From the listing below, pick out each line with the word "perbincangan".

## Begin Records shown

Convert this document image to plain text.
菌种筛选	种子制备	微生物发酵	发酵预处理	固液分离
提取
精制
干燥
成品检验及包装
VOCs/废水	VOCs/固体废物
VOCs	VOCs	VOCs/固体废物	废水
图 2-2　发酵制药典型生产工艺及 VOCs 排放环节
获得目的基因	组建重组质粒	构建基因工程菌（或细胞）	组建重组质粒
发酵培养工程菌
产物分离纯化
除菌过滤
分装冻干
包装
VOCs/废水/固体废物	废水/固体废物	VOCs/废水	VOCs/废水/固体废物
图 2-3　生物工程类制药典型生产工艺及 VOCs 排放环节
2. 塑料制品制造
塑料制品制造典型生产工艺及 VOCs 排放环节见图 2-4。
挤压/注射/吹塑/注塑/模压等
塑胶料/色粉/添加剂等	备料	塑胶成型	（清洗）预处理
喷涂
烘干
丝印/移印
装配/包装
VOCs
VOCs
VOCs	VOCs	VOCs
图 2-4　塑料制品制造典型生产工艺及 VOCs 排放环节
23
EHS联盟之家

## End Records shown
## Begin Records shown

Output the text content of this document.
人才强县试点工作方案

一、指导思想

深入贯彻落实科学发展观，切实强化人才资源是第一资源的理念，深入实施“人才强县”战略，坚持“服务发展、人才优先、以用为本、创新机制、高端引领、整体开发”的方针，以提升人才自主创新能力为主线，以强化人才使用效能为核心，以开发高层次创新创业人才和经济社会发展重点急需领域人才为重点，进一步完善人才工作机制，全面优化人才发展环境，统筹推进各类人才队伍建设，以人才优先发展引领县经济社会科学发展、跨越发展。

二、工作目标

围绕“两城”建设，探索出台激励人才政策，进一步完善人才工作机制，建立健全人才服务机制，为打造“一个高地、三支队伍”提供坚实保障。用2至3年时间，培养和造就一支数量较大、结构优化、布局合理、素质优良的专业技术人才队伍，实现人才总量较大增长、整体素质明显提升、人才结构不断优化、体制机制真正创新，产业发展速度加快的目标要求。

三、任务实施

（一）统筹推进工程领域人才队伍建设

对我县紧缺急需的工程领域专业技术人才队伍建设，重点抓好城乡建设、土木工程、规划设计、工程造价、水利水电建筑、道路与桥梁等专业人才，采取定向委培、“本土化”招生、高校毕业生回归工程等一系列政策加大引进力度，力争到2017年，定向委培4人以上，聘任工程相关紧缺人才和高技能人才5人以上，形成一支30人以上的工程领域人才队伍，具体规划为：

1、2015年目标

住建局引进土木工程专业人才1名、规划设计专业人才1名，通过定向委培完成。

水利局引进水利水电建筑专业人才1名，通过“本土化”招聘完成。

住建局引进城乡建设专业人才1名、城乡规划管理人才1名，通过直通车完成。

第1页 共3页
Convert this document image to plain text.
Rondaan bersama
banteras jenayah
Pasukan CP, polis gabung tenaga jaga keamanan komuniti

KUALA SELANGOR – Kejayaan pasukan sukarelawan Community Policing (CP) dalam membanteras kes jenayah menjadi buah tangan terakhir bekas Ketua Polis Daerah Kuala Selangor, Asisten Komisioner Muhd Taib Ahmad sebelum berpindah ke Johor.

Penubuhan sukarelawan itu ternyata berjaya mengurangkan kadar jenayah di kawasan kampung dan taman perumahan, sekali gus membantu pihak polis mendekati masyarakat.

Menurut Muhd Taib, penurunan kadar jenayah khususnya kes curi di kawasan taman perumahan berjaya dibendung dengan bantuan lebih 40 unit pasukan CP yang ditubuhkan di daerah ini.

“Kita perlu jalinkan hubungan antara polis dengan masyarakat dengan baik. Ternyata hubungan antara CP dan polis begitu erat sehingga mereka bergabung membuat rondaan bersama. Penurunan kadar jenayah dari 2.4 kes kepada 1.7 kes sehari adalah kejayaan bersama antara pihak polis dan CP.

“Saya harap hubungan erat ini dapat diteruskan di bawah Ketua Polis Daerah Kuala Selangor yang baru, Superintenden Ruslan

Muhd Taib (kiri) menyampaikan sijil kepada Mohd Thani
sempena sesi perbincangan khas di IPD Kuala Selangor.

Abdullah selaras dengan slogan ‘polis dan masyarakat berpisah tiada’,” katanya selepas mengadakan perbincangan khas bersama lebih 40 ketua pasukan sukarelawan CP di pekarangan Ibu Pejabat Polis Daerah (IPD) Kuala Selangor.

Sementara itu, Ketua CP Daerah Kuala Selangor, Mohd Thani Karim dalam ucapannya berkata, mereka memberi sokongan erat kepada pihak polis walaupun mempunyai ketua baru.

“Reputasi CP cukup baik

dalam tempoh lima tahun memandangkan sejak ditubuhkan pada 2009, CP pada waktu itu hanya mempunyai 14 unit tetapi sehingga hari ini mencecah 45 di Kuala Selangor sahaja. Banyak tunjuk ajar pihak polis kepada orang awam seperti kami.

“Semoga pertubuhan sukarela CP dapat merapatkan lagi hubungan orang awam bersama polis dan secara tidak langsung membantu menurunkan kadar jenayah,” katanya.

## End Records shown

Result of the exercise:
sempena sesi perbincangan khas di IPD Kuala Selangor.
Abdullah selaras dengan slogan ‘polis dan masyarakat berpisah tiada’,” katanya selepas mengadakan perbincangan khas bersama lebih 40 ketua pasukan sukarelawan CP di pekarangan Ibu Pejabat Polis Daerah (IPD) Kuala Selangor.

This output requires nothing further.